Reproduce the entries below, swapping every occurrence of "index-cell" for "column-number-cell" and keeping all other text unchanged.

(Element location data)
## start
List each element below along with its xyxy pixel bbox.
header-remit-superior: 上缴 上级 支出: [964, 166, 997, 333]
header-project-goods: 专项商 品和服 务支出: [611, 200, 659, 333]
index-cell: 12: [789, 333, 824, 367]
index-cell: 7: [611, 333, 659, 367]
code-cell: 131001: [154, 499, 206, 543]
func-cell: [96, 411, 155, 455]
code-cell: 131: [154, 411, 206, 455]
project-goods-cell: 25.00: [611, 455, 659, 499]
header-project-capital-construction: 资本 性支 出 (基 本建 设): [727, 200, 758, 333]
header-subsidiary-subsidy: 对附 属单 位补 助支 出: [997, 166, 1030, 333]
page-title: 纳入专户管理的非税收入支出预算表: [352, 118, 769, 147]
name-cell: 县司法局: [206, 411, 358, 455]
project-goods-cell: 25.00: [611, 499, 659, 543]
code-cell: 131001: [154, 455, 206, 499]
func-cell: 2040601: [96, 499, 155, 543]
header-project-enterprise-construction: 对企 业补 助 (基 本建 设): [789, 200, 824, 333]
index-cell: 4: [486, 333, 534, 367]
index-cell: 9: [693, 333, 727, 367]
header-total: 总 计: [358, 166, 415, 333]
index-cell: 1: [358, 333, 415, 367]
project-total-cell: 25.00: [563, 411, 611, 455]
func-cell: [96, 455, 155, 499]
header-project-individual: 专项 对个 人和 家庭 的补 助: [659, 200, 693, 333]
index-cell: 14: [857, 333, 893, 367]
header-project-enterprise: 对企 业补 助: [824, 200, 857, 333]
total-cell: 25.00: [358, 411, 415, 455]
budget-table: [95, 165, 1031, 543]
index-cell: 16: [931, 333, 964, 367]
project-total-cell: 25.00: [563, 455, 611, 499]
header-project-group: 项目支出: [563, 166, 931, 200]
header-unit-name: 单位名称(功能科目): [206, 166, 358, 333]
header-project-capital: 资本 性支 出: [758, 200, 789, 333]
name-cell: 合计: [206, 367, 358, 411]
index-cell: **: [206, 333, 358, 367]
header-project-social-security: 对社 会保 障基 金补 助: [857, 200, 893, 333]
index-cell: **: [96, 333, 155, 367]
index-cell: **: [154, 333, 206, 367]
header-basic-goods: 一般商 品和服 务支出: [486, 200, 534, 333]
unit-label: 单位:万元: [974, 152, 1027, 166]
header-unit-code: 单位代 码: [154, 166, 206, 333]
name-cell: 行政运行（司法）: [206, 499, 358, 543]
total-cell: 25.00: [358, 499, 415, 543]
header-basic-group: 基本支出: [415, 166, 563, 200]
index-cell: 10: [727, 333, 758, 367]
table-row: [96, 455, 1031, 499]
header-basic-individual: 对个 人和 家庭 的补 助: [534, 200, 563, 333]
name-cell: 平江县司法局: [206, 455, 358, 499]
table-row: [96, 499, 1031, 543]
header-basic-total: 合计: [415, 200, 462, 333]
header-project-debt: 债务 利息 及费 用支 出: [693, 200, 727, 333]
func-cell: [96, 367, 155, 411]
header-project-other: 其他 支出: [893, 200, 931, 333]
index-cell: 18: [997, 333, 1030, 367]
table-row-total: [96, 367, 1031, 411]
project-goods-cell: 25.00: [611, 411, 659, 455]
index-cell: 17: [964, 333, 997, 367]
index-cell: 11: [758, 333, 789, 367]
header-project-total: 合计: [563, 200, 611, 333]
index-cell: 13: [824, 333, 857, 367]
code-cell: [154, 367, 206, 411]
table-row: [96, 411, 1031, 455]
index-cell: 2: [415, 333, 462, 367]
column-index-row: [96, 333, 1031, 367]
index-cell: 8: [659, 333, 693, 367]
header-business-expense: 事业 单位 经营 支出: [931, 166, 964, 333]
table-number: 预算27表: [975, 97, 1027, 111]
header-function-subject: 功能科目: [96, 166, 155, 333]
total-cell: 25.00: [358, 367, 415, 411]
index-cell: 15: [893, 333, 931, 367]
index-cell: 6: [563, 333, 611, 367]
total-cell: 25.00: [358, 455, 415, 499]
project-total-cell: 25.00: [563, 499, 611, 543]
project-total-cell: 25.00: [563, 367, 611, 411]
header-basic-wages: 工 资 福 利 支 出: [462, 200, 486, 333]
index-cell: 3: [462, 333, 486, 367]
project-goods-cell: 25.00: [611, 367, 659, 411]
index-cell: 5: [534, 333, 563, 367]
## end
- _RESPONSE BELOW_
List each element below along with its xyxy pixel bbox.
header-remit-superior: 上缴 上级 支出: [964, 166, 997, 333]
header-project-goods: 专项商 品和服 务支出: [611, 200, 659, 333]
column-number-cell: 12: [789, 333, 824, 367]
column-number-cell: 7: [611, 333, 659, 367]
code-cell: 131001: [154, 499, 206, 543]
func-cell: [96, 411, 155, 455]
code-cell: 131: [154, 411, 206, 455]
project-goods-cell: 25.00: [611, 455, 659, 499]
header-project-capital-construction: 资本 性支 出 (基 本建 设): [727, 200, 758, 333]
header-subsidiary-subsidy: 对附 属单 位补 助支 出: [997, 166, 1030, 333]
page-title: 纳入专户管理的非税收入支出预算表: [352, 118, 769, 147]
name-cell: 县司法局: [206, 411, 358, 455]
project-goods-cell: 25.00: [611, 499, 659, 543]
code-cell: 131001: [154, 455, 206, 499]
func-cell: 2040601: [96, 499, 155, 543]
header-project-enterprise-construction: 对企 业补 助 (基 本建 设): [789, 200, 824, 333]
column-number-cell: 4: [486, 333, 534, 367]
column-number-cell: 9: [693, 333, 727, 367]
header-total: 总 计: [358, 166, 415, 333]
column-number-cell: 1: [358, 333, 415, 367]
project-total-cell: 25.00: [563, 411, 611, 455]
func-cell: [96, 455, 155, 499]
header-project-individual: 专项 对个 人和 家庭 的补 助: [659, 200, 693, 333]
column-number-cell: 14: [857, 333, 893, 367]
header-project-enterprise: 对企 业补 助: [824, 200, 857, 333]
total-cell: 25.00: [358, 411, 415, 455]
budget-table: [95, 165, 1031, 543]
column-number-cell: 16: [931, 333, 964, 367]
project-total-cell: 25.00: [563, 455, 611, 499]
header-project-group: 项目支出: [563, 166, 931, 200]
header-unit-name: 单位名称(功能科目): [206, 166, 358, 333]
header-project-capital: 资本 性支 出: [758, 200, 789, 333]
name-cell: 合计: [206, 367, 358, 411]
column-number-cell: **: [206, 333, 358, 367]
header-project-social-security: 对社 会保 障基 金补 助: [857, 200, 893, 333]
column-number-cell: **: [96, 333, 155, 367]
column-number-cell: **: [154, 333, 206, 367]
header-basic-goods: 一般商 品和服 务支出: [486, 200, 534, 333]
unit-label: 单位:万元: [974, 152, 1027, 166]
header-unit-code: 单位代 码: [154, 166, 206, 333]
name-cell: 行政运行（司法）: [206, 499, 358, 543]
total-cell: 25.00: [358, 499, 415, 543]
header-basic-group: 基本支出: [415, 166, 563, 200]
column-number-cell: 10: [727, 333, 758, 367]
table-row: [96, 455, 1031, 499]
header-basic-individual: 对个 人和 家庭 的补 助: [534, 200, 563, 333]
name-cell: 平江县司法局: [206, 455, 358, 499]
table-row: [96, 499, 1031, 543]
header-basic-total: 合计: [415, 200, 462, 333]
header-project-debt: 债务 利息 及费 用支 出: [693, 200, 727, 333]
func-cell: [96, 367, 155, 411]
header-project-other: 其他 支出: [893, 200, 931, 333]
column-number-cell: 18: [997, 333, 1030, 367]
table-row-total: [96, 367, 1031, 411]
project-goods-cell: 25.00: [611, 411, 659, 455]
column-number-cell: 17: [964, 333, 997, 367]
column-number-cell: 11: [758, 333, 789, 367]
header-project-total: 合计: [563, 200, 611, 333]
column-number-cell: 13: [824, 333, 857, 367]
code-cell: [154, 367, 206, 411]
table-row: [96, 411, 1031, 455]
column-number-cell: 2: [415, 333, 462, 367]
column-index-row: [96, 333, 1031, 367]
column-number-cell: 8: [659, 333, 693, 367]
header-business-expense: 事业 单位 经营 支出: [931, 166, 964, 333]
table-number: 预算27表: [975, 97, 1027, 111]
header-function-subject: 功能科目: [96, 166, 155, 333]
total-cell: 25.00: [358, 367, 415, 411]
column-number-cell: 15: [893, 333, 931, 367]
column-number-cell: 6: [563, 333, 611, 367]
total-cell: 25.00: [358, 455, 415, 499]
project-total-cell: 25.00: [563, 499, 611, 543]
project-total-cell: 25.00: [563, 367, 611, 411]
header-basic-wages: 工 资 福 利 支 出: [462, 200, 486, 333]
column-number-cell: 3: [462, 333, 486, 367]
project-goods-cell: 25.00: [611, 367, 659, 411]
column-number-cell: 5: [534, 333, 563, 367]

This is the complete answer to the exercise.